===== Records shown

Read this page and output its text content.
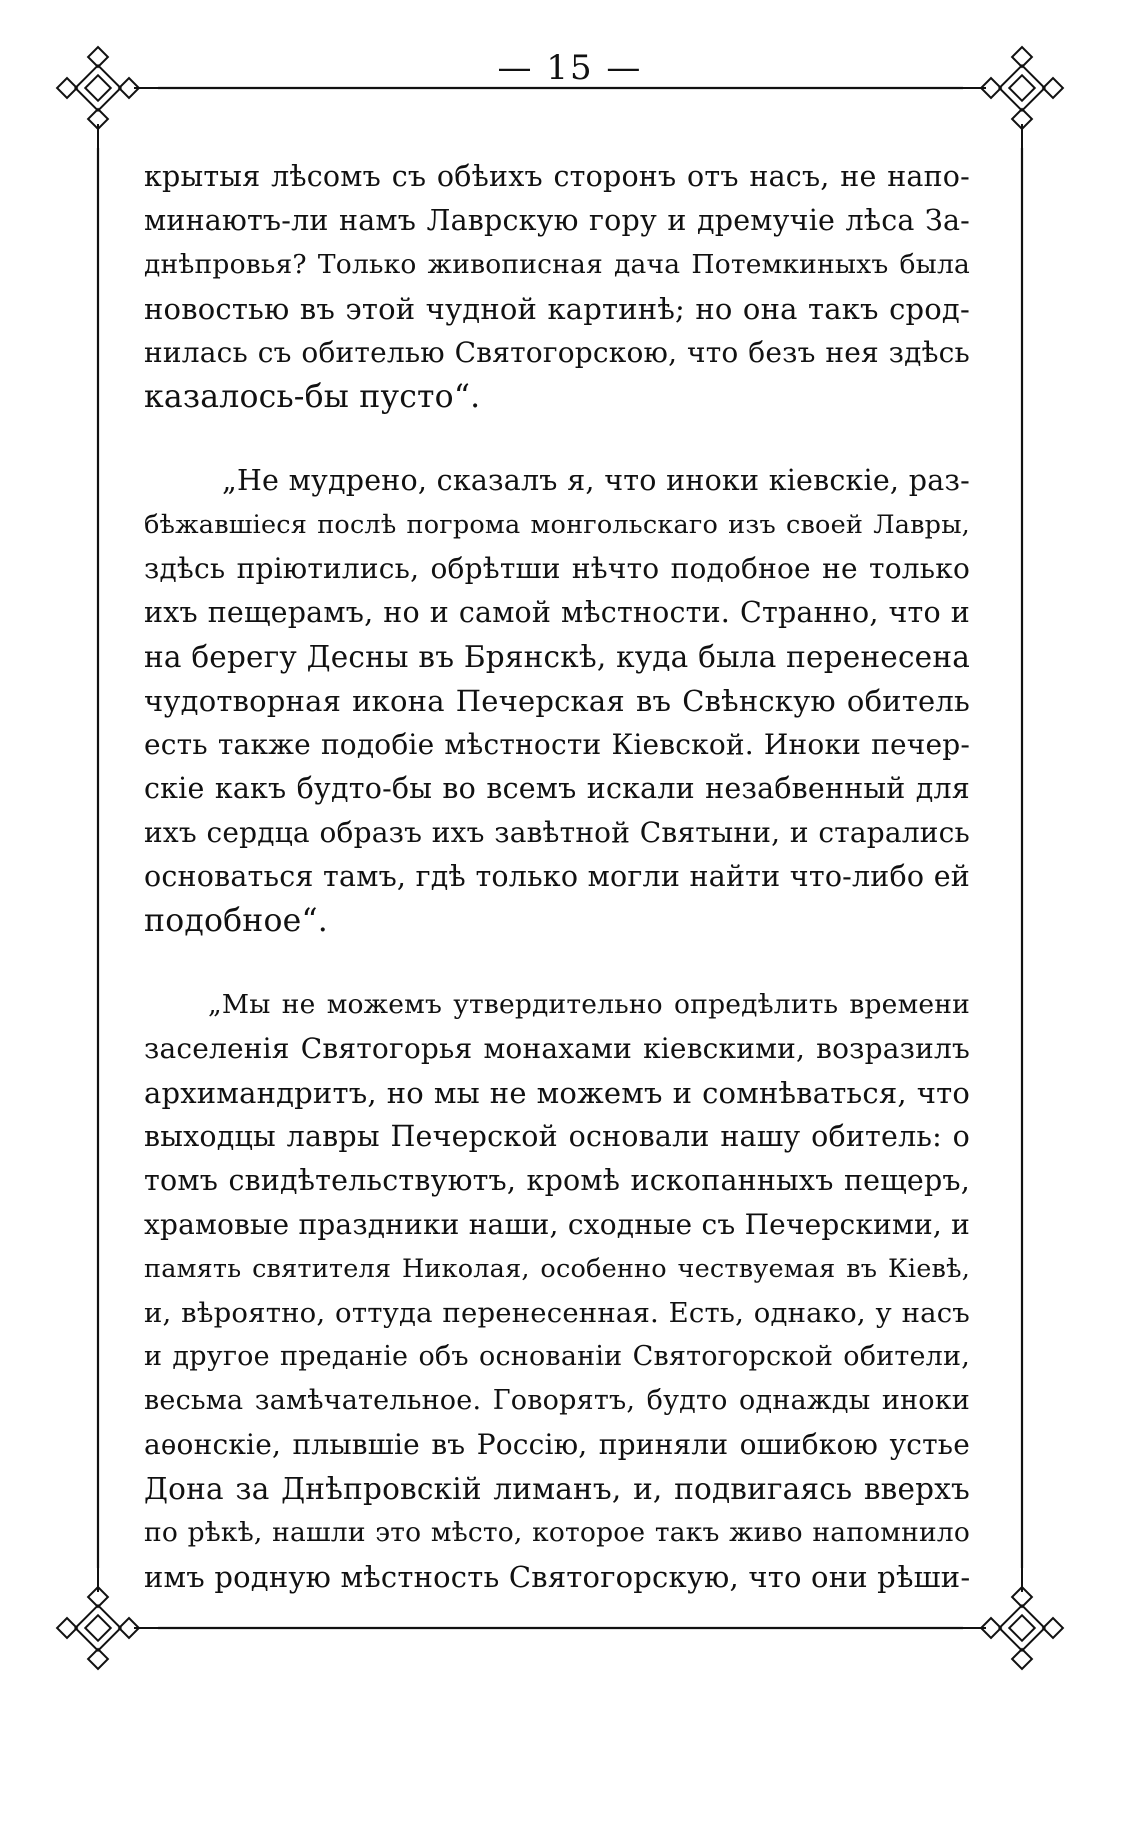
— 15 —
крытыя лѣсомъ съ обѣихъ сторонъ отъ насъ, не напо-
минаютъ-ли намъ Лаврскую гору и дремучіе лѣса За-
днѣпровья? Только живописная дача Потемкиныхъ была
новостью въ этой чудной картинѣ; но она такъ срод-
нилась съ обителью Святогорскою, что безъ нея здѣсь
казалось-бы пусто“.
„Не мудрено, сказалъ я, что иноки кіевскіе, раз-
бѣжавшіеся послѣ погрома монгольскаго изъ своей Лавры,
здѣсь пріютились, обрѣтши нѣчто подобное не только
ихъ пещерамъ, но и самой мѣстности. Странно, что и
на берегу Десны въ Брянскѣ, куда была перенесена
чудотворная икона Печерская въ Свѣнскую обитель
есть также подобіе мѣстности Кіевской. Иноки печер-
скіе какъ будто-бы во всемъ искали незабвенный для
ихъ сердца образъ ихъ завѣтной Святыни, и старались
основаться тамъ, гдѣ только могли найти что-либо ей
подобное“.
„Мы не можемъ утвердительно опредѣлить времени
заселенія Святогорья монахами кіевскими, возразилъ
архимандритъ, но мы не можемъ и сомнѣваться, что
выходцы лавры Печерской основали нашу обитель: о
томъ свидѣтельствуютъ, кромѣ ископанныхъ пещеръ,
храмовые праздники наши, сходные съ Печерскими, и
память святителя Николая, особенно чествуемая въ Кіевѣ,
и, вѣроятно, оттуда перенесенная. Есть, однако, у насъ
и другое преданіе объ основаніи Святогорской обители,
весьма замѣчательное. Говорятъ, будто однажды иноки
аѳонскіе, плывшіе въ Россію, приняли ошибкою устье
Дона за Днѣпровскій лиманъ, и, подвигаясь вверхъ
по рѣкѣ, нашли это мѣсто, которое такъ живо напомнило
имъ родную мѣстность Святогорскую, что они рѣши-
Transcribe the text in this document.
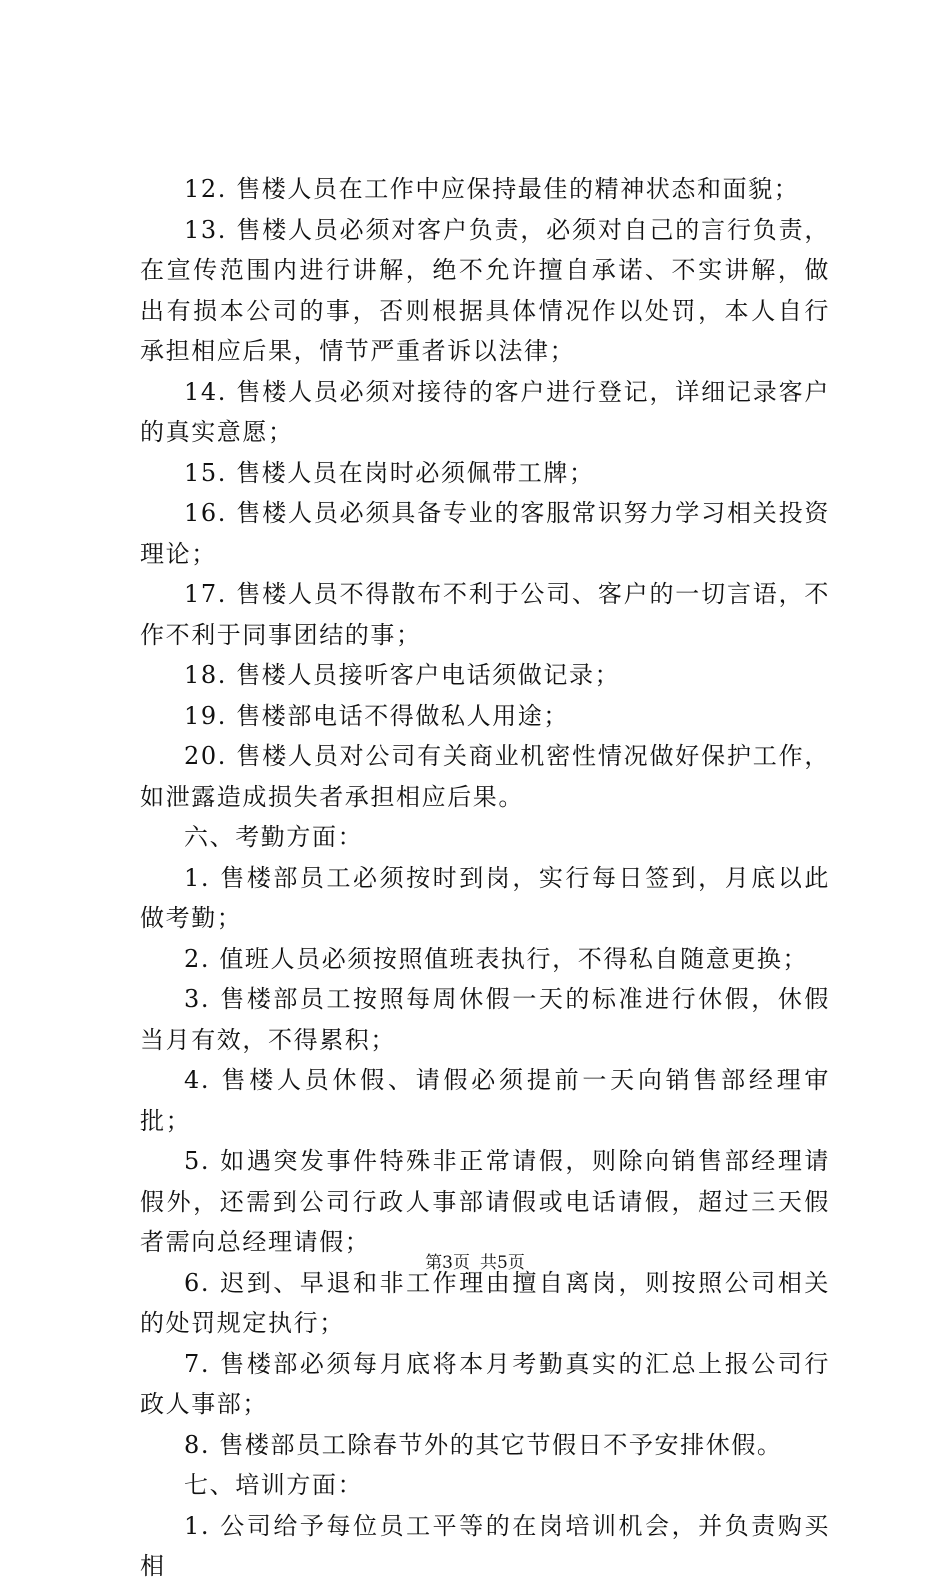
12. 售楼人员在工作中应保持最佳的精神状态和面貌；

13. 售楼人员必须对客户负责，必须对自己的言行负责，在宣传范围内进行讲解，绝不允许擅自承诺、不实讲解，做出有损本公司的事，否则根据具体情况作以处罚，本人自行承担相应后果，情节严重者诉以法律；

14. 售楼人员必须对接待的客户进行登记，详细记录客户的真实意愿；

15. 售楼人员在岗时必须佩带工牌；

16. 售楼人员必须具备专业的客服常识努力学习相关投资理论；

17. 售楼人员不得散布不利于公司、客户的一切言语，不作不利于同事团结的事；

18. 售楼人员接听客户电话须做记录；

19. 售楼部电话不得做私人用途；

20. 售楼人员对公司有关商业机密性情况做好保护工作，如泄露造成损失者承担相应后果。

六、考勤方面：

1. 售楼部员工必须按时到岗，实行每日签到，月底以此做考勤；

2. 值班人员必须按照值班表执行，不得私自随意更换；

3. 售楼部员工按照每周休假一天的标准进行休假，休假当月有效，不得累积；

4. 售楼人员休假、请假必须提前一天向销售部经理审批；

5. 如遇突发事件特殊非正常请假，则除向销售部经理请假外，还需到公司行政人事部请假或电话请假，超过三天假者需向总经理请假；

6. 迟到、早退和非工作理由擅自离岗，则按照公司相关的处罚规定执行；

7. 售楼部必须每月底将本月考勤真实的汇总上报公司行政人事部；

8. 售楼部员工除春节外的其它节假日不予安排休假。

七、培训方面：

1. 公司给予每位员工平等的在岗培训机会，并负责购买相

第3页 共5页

==========

• **Problem description**
Check each line of the records above for "подобное", and copy those that have it.

• **Exercise solution**
здѣсь пріютились, обрѣтши нѣчто подобное не только
подобное“.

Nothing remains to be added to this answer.